In the data that follows, count every line holding the string "this" and give the count alone.

Extracted entries:

+---+

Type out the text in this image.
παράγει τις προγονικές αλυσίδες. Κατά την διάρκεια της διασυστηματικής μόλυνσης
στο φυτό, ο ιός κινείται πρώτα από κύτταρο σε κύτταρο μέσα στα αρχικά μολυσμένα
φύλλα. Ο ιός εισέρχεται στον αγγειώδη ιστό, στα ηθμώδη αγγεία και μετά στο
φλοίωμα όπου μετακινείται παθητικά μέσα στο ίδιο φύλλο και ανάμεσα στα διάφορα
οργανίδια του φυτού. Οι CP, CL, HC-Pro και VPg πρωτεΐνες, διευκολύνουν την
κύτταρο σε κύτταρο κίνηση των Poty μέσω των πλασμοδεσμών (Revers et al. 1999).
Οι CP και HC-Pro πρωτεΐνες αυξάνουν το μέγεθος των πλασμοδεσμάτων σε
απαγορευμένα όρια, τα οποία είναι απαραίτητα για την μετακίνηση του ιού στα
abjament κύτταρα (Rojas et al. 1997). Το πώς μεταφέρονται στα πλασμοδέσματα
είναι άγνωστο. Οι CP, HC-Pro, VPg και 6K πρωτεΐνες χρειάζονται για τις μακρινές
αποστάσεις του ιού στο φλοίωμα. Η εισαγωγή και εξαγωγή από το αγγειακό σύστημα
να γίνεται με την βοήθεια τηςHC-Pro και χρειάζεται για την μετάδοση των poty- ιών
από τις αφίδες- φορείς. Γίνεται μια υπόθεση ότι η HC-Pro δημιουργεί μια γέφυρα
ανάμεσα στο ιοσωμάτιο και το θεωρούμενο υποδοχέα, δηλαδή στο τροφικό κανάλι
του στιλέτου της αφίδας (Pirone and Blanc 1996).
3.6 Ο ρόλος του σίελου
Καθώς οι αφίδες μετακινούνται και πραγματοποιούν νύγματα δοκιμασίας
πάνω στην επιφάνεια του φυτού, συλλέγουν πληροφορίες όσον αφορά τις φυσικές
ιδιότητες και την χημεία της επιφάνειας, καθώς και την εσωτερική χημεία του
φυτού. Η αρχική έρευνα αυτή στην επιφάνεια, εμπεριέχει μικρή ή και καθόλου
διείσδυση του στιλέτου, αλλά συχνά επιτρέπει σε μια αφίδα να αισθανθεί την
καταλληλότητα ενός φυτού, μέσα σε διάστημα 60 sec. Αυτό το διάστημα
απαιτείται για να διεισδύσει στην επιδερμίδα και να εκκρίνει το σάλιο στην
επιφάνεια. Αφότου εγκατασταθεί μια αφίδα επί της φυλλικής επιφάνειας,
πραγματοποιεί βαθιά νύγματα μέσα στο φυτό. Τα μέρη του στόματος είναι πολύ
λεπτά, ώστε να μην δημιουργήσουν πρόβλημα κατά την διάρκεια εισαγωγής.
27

+---+

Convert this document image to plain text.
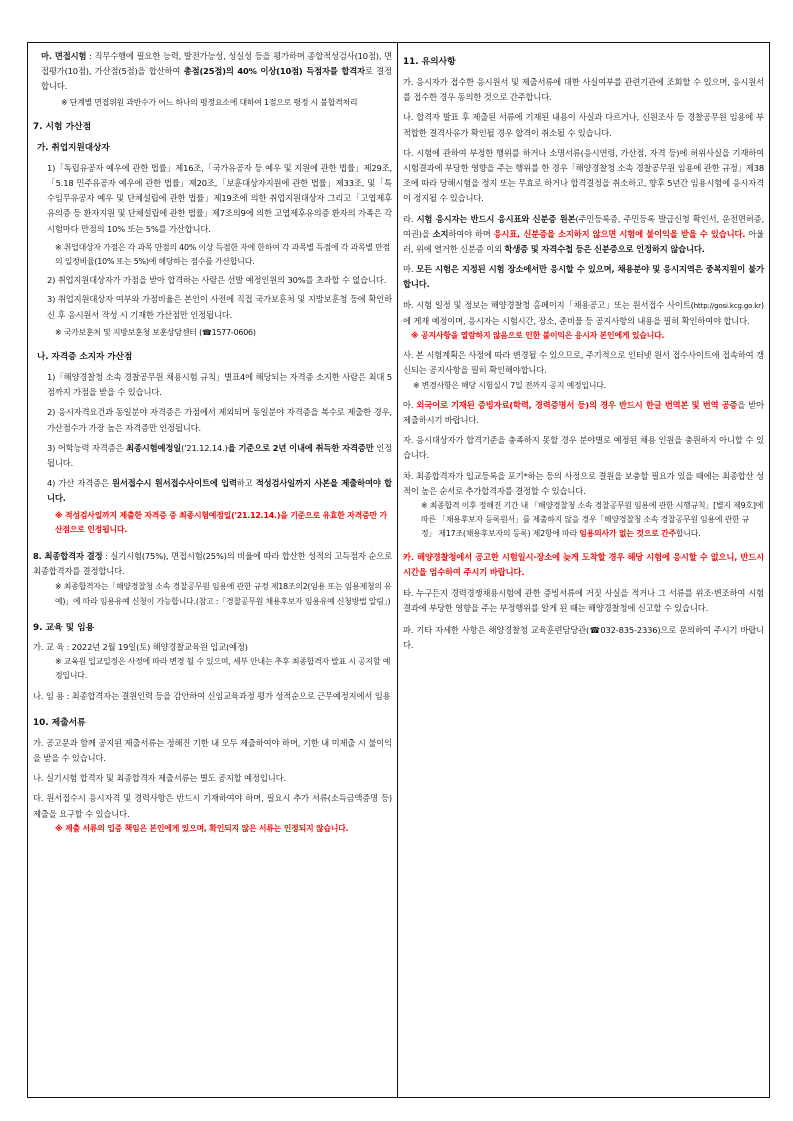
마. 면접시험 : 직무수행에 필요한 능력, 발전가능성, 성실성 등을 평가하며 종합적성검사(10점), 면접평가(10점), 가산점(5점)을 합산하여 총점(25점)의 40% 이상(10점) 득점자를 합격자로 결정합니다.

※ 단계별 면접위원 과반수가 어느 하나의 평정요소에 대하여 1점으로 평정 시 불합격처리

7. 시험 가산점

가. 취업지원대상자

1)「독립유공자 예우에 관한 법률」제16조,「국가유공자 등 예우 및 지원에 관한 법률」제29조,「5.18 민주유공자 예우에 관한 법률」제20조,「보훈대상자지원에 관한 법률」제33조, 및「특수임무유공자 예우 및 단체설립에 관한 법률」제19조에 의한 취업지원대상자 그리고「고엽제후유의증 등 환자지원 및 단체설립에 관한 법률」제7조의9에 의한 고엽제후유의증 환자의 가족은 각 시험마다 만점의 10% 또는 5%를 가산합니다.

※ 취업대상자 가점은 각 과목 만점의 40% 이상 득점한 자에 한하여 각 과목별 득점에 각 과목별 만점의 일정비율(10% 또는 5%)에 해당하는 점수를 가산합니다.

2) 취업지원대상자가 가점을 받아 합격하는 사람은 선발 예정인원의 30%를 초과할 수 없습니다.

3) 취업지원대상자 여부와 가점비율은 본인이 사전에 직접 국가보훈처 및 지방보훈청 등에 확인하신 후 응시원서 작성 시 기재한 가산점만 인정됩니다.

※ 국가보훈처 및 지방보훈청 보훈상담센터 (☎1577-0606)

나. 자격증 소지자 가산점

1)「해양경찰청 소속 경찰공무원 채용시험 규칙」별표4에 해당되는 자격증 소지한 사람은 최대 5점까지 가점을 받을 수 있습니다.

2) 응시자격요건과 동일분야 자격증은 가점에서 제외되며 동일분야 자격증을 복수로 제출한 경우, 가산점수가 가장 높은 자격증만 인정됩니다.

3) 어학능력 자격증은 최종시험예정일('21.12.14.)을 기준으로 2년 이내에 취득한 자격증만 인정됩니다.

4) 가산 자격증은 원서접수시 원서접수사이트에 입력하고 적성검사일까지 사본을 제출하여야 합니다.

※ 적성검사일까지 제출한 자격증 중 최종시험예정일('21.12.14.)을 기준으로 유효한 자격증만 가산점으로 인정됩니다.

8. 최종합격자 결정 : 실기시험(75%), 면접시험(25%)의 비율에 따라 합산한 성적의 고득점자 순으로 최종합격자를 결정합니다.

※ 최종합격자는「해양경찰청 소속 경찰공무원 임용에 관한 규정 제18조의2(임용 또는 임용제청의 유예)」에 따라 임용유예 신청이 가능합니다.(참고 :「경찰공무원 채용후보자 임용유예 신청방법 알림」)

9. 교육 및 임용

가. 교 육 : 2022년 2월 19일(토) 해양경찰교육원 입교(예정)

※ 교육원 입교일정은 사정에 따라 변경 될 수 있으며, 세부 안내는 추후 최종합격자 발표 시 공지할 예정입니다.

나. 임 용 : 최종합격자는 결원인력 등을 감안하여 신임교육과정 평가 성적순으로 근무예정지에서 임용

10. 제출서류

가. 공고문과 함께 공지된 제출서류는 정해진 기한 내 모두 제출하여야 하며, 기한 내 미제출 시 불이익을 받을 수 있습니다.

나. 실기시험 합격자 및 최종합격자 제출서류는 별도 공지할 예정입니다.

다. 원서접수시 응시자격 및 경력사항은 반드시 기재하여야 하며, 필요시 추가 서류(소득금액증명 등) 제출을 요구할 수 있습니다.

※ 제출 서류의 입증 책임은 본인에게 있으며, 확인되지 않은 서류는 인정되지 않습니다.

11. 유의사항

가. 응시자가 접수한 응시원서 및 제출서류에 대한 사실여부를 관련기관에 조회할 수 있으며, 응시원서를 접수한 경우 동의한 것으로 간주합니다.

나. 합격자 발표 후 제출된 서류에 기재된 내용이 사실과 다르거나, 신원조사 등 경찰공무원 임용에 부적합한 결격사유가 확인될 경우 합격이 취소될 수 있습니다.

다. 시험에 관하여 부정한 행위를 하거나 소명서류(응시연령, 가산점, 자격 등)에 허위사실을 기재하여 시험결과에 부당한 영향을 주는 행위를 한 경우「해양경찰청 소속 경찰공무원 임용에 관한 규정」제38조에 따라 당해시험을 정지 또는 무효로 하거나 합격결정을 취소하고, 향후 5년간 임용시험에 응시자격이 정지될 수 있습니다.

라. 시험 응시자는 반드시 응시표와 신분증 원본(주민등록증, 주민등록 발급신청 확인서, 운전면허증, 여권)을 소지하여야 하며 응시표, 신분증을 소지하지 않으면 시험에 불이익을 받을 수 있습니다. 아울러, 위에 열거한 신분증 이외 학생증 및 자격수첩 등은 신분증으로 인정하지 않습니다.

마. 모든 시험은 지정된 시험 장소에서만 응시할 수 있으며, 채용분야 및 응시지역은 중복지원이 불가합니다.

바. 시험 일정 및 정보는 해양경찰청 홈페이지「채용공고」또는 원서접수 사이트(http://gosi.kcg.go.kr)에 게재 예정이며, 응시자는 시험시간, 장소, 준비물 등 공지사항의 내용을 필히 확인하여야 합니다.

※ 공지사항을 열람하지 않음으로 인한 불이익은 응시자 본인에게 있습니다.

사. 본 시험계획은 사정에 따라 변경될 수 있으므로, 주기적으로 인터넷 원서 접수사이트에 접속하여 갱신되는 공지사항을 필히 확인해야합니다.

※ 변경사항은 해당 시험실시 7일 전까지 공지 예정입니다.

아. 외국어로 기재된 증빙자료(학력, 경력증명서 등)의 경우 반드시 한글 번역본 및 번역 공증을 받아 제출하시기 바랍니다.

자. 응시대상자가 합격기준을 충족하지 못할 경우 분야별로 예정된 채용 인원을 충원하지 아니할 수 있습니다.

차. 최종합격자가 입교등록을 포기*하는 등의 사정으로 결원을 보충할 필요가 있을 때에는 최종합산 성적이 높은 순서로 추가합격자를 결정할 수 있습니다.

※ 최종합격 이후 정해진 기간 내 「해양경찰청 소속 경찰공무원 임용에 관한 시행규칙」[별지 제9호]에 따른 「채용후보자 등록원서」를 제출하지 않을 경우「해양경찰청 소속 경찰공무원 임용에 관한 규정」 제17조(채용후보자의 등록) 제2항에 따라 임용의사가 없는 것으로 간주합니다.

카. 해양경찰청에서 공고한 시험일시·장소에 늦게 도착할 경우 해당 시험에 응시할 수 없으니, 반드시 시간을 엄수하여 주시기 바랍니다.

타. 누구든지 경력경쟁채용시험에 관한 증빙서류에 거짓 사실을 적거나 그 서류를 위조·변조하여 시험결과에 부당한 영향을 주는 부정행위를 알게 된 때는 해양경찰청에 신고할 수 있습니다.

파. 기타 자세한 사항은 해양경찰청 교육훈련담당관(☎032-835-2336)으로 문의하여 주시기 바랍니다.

+---+

The result: 2